> _EXERCISE_
From the listing below, pull out the lines that hold "document".

---*---

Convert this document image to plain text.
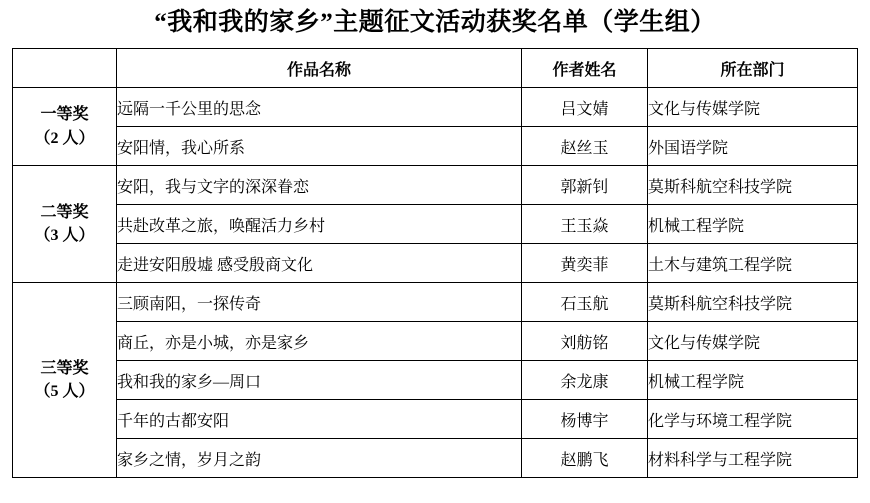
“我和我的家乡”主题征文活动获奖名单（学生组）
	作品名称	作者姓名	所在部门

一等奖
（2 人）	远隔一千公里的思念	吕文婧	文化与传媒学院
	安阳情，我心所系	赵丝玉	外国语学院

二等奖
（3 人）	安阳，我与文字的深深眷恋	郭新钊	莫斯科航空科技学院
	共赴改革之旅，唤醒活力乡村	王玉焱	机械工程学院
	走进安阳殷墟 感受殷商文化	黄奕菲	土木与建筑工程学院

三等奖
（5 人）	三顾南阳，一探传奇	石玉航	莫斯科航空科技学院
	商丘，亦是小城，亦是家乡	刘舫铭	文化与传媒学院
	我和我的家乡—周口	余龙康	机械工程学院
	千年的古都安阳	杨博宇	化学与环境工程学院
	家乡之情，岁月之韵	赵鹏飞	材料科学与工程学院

---*---

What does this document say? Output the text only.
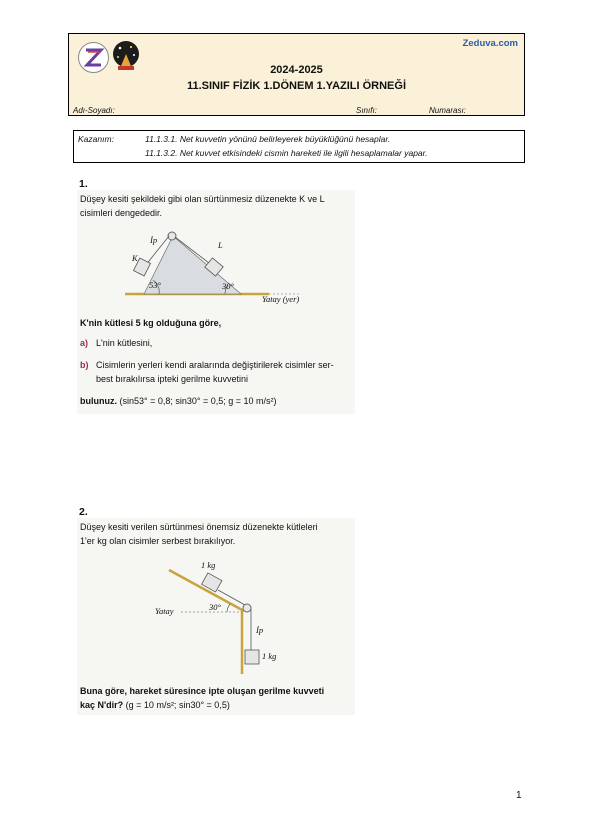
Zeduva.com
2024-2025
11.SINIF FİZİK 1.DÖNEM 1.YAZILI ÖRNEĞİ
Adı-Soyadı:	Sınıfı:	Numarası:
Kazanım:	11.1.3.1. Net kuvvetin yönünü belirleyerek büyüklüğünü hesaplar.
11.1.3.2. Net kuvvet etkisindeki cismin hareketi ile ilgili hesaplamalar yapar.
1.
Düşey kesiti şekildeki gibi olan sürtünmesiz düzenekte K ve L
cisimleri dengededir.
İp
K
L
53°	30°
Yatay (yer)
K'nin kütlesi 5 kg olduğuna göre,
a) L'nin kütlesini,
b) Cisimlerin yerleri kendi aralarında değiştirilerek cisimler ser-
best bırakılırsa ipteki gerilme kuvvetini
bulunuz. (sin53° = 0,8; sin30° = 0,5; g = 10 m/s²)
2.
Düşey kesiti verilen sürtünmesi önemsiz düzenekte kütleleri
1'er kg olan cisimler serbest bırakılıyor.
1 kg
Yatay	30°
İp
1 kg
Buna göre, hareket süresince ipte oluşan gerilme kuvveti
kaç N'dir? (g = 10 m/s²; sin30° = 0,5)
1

---*---

> _TASK RESPONSE_
Convert this document image to plain text.
What does this document say? Output the text only.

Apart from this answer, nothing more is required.